REQUIREMENT
Below is the data. Give it again, complete and exact.
>>>>
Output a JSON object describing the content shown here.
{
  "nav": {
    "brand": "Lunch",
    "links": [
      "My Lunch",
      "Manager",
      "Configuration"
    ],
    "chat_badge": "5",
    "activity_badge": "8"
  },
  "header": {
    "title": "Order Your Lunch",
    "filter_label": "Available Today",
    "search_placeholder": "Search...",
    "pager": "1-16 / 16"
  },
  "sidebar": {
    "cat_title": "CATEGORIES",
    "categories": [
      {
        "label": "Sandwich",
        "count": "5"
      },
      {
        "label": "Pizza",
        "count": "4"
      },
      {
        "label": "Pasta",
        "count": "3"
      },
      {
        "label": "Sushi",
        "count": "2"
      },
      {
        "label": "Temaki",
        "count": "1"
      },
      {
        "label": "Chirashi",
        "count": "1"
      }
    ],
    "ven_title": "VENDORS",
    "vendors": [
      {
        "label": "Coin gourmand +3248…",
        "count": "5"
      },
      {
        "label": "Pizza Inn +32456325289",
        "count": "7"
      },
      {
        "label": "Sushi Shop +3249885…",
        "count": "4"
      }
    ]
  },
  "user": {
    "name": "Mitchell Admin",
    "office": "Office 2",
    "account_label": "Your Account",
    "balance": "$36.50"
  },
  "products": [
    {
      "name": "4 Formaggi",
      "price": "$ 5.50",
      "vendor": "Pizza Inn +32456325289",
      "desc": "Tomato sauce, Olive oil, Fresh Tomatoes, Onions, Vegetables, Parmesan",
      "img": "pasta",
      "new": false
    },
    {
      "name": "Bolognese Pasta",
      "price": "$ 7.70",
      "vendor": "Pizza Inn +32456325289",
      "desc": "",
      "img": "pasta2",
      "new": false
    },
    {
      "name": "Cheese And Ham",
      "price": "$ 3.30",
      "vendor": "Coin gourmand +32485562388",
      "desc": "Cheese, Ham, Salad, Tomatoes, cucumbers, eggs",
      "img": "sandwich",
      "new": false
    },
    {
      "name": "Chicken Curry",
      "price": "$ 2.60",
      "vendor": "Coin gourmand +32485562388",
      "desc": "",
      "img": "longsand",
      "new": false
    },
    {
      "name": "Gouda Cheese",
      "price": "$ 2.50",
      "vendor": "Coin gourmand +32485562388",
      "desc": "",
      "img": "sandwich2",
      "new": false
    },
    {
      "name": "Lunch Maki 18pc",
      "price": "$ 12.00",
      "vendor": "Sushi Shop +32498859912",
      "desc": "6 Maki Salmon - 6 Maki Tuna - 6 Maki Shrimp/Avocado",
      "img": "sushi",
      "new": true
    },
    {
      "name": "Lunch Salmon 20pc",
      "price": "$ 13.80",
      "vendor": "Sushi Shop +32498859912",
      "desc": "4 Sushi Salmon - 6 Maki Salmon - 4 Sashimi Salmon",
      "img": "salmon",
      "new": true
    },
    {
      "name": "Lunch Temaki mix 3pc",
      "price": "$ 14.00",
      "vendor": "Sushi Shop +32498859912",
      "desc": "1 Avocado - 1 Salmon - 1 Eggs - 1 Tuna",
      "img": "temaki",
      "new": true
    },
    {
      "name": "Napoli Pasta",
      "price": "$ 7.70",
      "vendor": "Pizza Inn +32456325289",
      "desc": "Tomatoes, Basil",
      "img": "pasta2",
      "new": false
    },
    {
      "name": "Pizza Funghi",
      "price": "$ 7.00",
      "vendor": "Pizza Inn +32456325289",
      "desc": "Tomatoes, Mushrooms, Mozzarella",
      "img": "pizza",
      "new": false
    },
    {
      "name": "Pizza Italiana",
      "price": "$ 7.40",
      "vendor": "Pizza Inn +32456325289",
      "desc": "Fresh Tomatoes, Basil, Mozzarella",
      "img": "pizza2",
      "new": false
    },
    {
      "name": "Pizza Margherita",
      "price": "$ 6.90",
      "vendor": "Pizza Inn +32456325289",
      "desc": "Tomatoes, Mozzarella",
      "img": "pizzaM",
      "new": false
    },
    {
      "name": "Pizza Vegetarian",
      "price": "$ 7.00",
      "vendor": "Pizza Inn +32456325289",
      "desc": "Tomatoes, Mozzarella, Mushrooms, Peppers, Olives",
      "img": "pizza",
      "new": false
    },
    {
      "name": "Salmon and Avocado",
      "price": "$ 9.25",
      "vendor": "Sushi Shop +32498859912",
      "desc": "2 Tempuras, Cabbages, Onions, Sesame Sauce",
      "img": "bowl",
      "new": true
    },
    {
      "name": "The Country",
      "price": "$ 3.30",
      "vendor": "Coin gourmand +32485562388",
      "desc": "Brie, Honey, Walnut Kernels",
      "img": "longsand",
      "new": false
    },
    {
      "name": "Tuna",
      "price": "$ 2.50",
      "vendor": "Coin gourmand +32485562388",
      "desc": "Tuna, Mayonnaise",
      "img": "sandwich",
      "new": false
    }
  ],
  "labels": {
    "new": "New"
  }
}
<<<<
SOLUTION FOR THIS EXERCISE
Output a JSON object describing the content shown here.
{
  "nav": {
    "brand": "Lunch",
    "links": [
      "My Lunch",
      "Manager",
      "Configuration"
    ],
    "chat_badge": "5",
    "activity_badge": "8"
  },
  "header": {
    "title": "Order Your Lunch",
    "filter_label": "Available Today",
    "search_placeholder": "Search...",
    "pager": "1-16 / 16"
  },
  "sidebar": {
    "cat_title": "CATEGORIES",
    "categories": [
      {
        "label": "Sandwich",
        "count": "5"
      },
      {
        "label": "Pizza",
        "count": "4"
      },
      {
        "label": "Pasta",
        "count": "3"
      },
      {
        "label": "Sushi",
        "count": "2"
      },
      {
        "label": "Temaki",
        "count": "1"
      },
      {
        "label": "Chirashi",
        "count": "1"
      }
    ],
    "ven_title": "VENDORS",
    "vendors": [
      {
        "label": "Coin gourmand +3248…",
        "count": "5"
      },
      {
        "label": "Pizza Inn +32456325289",
        "count": "7"
      },
      {
        "label": "Sushi Shop +3249885…",
        "count": "4"
      }
    ]
  },
  "user": {
    "name": "Mitchell Admin",
    "office": "Office 2",
    "account_label": "Your Account",
    "balance": "$36.50"
  },
  "products": [
    {
      "name": "4 Formaggi",
      "price": "$ 5.50",
      "vendor": "Pizza Inn +32456325289",
      "desc": "Tomato sauce, Olive oil, Fresh Tomatoes, Onions, Vegetables, Parmesan",
      "img": "pasta",
      "new": false
    },
    {
      "name": "Bolognese Pasta",
      "price": "$ 7.70",
      "vendor": "Pizza Inn +32456325289",
      "desc": "",
      "img": "pasta2",
      "new": false
    },
    {
      "name": "Cheese And Ham",
      "price": "$ 3.30",
      "vendor": "Coin gourmand +32485562388",
      "desc": "Cheese, Ham, Salad, Tomatoes, cucumbers, eggs",
      "img": "sandwich",
      "new": false
    },
    {
      "name": "Chicken Curry",
      "price": "$ 2.60",
      "vendor": "Coin gourmand +32485562388",
      "desc": "",
      "img": "longsand",
      "new": false
    },
    {
      "name": "Gouda Cheese",
      "price": "$ 2.50",
      "vendor": "Coin gourmand +32485562388",
      "desc": "",
      "img": "sandwich2",
      "new": false
    },
    {
      "name": "Lunch Maki 18pc",
      "price": "$ 12.00",
      "vendor": "Sushi Shop +32498859912",
      "desc": "6 Maki Salmon - 6 Maki Tuna - 6 Maki Shrimp/Avocado",
      "img": "sushi",
      "new": true
    },
    {
      "name": "Lunch Salmon 20pc",
      "price": "$ 13.80",
      "vendor": "Sushi Shop +32498859912",
      "desc": "4 Sushi Salmon - 6 Maki Salmon - 4 Sashimi Salmon",
      "img": "salmon",
      "new": true
    },
    {
      "name": "Lunch Temaki mix 3pc",
      "price": "$ 14.00",
      "vendor": "Sushi Shop +32498859912",
      "desc": "1 Avocado - 1 Salmon - 1 Eggs - 1 Tuna",
      "img": "temaki",
      "new": true
    },
    {
      "name": "Napoli Pasta",
      "price": "$ 7.70",
      "vendor": "Pizza Inn +32456325289",
      "desc": "Tomatoes, Basil",
      "img": "pasta2",
      "new": false
    },
    {
      "name": "Pizza Funghi",
      "price": "$ 7.00",
      "vendor": "Pizza Inn +32456325289",
      "desc": "Tomatoes, Mushrooms, Mozzarella",
      "img": "pizza",
      "new": false
    },
    {
      "name": "Pizza Italiana",
      "price": "$ 7.40",
      "vendor": "Pizza Inn +32456325289",
      "desc": "Fresh Tomatoes, Basil, Mozzarella",
      "img": "pizza2",
      "new": false
    },
    {
      "name": "Pizza Margherita",
      "price": "$ 6.90",
      "vendor": "Pizza Inn +32456325289",
      "desc": "Tomatoes, Mozzarella",
      "img": "pizzaM",
      "new": false
    },
    {
      "name": "Pizza Vegetarian",
      "price": "$ 7.00",
      "vendor": "Pizza Inn +32456325289",
      "desc": "Tomatoes, Mozzarella, Mushrooms, Peppers, Olives",
      "img": "pizza",
      "new": false
    },
    {
      "name": "Salmon and Avocado",
      "price": "$ 9.25",
      "vendor": "Sushi Shop +32498859912",
      "desc": "2 Tempuras, Cabbages, Onions, Sesame Sauce",
      "img": "bowl",
      "new": true
    },
    {
      "name": "The Country",
      "price": "$ 3.30",
      "vendor": "Coin gourmand +32485562388",
      "desc": "Brie, Honey, Walnut Kernels",
      "img": "longsand",
      "new": false
    },
    {
      "name": "Tuna",
      "price": "$ 2.50",
      "vendor": "Coin gourmand +32485562388",
      "desc": "Tuna, Mayonnaise",
      "img": "sandwich",
      "new": false
    }
  ],
  "labels": {
    "new": "New"
  }
}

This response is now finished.